### ENTRIES
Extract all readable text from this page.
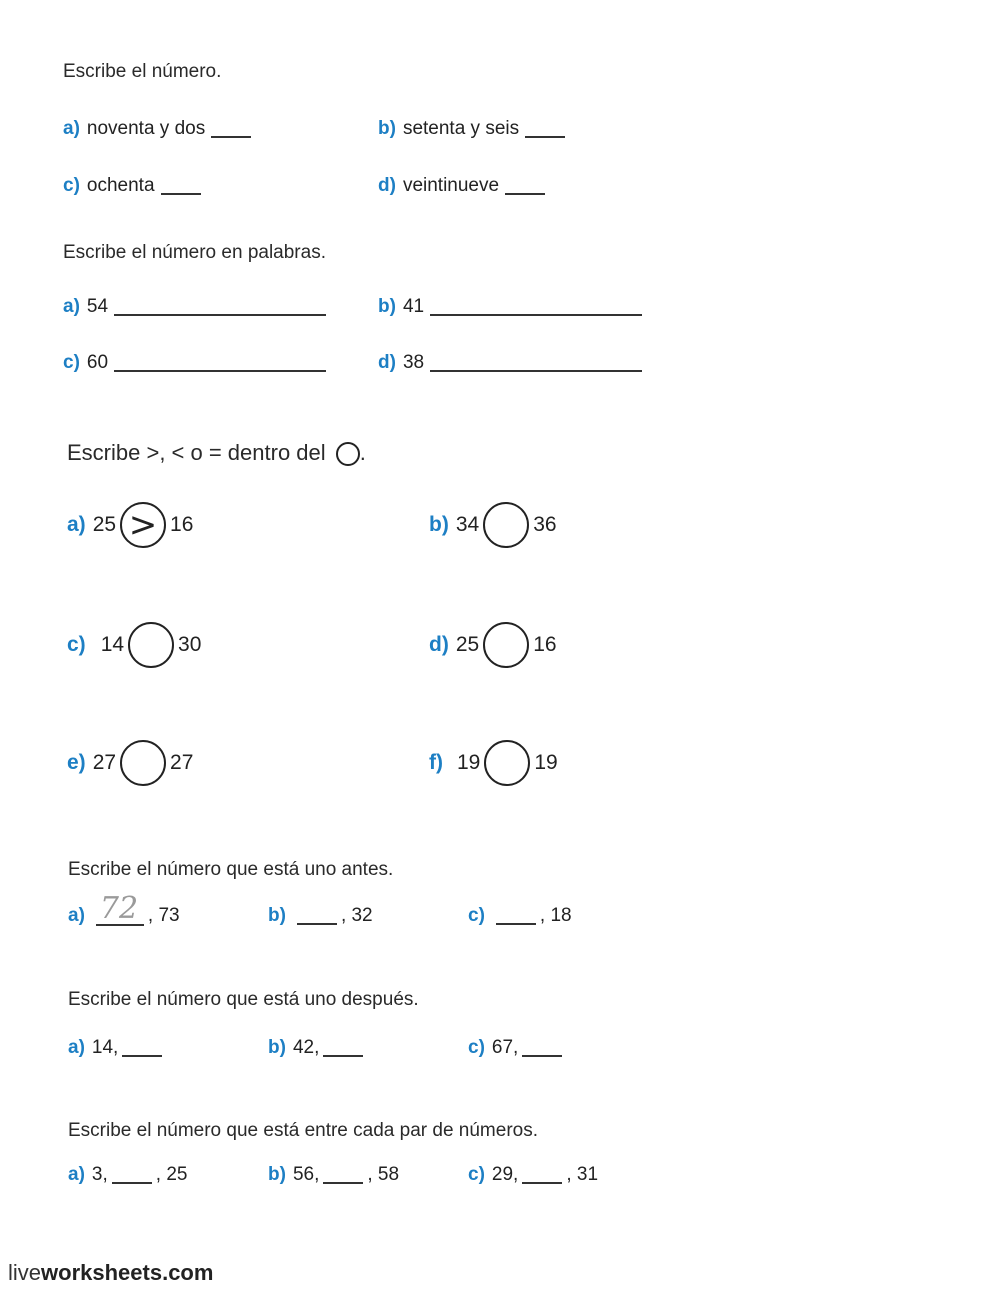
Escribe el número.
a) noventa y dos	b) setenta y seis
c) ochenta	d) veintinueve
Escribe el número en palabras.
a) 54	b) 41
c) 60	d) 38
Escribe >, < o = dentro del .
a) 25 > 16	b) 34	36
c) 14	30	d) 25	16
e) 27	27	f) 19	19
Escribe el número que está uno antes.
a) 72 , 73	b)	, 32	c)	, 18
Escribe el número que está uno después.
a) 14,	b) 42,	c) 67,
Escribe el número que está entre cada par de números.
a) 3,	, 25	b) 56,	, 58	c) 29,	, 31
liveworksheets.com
==
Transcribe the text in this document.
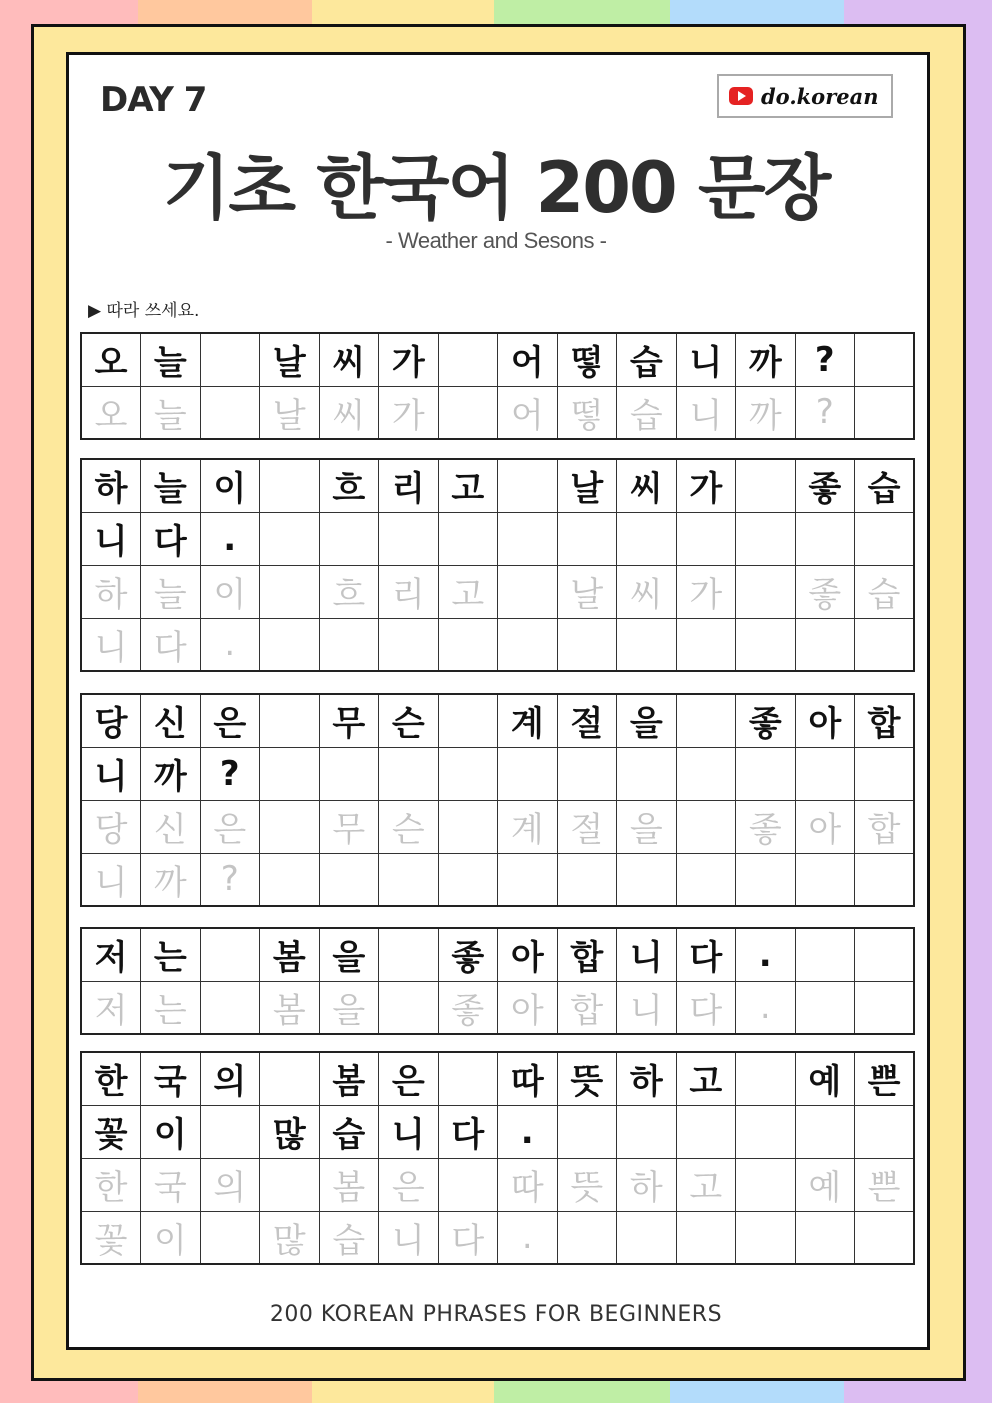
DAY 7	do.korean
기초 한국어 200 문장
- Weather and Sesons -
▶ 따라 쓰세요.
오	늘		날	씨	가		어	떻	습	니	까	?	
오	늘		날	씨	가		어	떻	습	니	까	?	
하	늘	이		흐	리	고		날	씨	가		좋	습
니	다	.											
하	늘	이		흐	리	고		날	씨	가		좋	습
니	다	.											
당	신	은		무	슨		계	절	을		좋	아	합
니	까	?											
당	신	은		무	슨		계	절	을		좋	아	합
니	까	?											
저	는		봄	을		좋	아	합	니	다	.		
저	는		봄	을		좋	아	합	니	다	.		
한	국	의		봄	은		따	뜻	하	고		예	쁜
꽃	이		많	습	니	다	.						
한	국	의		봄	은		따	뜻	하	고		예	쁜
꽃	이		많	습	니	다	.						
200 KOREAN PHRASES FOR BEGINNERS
* * *
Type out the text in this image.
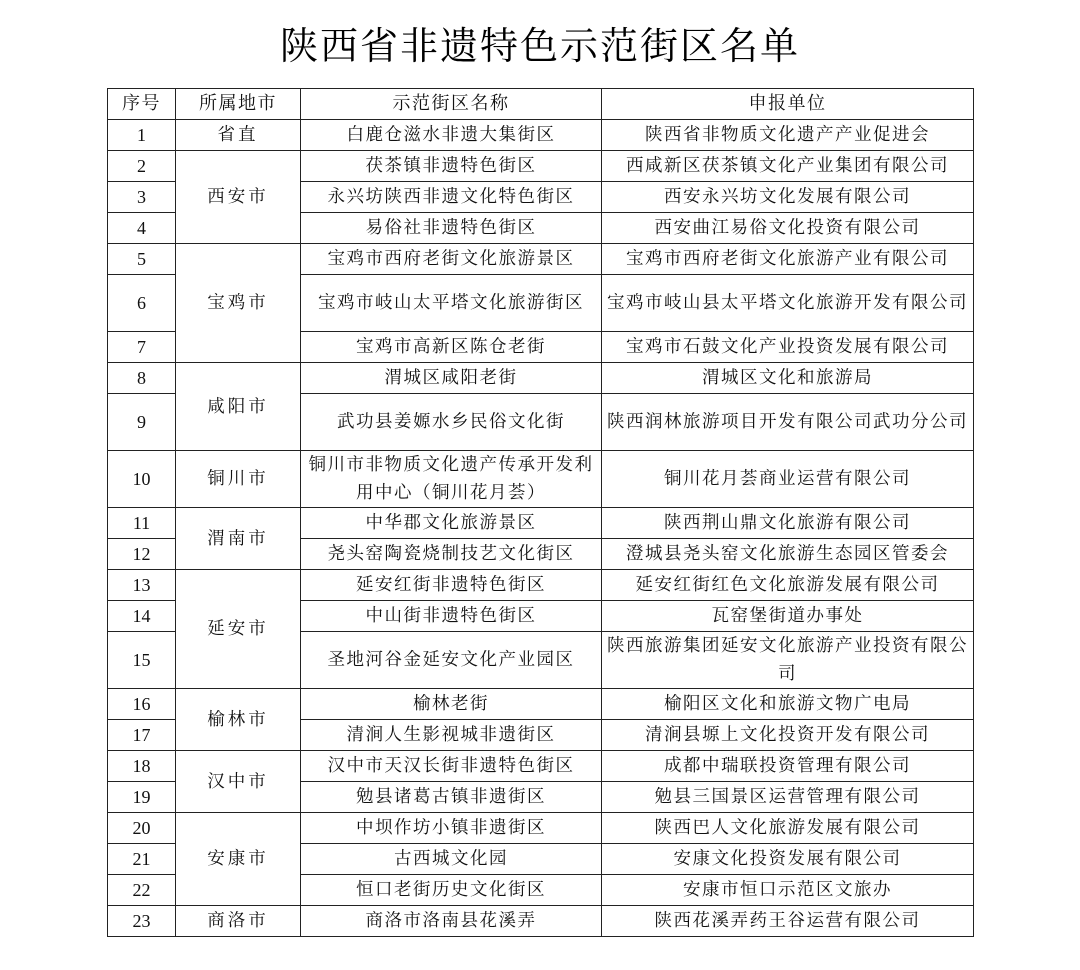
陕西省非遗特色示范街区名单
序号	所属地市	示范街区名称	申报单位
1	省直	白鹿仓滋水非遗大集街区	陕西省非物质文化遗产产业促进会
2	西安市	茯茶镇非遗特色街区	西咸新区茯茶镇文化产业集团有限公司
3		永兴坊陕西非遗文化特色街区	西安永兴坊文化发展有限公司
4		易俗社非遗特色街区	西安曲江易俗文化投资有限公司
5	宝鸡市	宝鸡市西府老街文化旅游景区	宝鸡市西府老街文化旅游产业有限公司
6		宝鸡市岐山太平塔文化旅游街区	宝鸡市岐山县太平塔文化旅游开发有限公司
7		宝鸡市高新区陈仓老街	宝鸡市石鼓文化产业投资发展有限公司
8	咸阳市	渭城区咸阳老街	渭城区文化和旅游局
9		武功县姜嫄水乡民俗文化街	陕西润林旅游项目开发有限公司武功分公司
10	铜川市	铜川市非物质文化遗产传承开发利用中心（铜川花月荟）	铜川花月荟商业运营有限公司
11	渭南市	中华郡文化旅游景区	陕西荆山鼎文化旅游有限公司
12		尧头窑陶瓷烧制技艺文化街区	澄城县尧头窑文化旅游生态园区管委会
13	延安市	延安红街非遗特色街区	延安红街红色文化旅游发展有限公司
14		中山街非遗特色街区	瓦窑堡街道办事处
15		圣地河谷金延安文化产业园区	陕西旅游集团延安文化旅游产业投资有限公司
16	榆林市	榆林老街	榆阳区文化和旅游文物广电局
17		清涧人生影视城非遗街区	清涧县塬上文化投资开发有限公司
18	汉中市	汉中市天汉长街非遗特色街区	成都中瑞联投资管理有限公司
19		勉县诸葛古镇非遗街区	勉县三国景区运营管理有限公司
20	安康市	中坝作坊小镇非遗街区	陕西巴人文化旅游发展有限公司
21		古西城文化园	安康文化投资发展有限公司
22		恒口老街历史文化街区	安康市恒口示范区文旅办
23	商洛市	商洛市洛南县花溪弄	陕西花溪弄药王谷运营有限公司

### WHAT YOU NEED TO DO
Scan the data for the word "this" and copy every line where it shows up.

### EXPECTED OUTPUT
Extract all readable text from this page.
Transcribe the text in this document.
Type out the text in this image.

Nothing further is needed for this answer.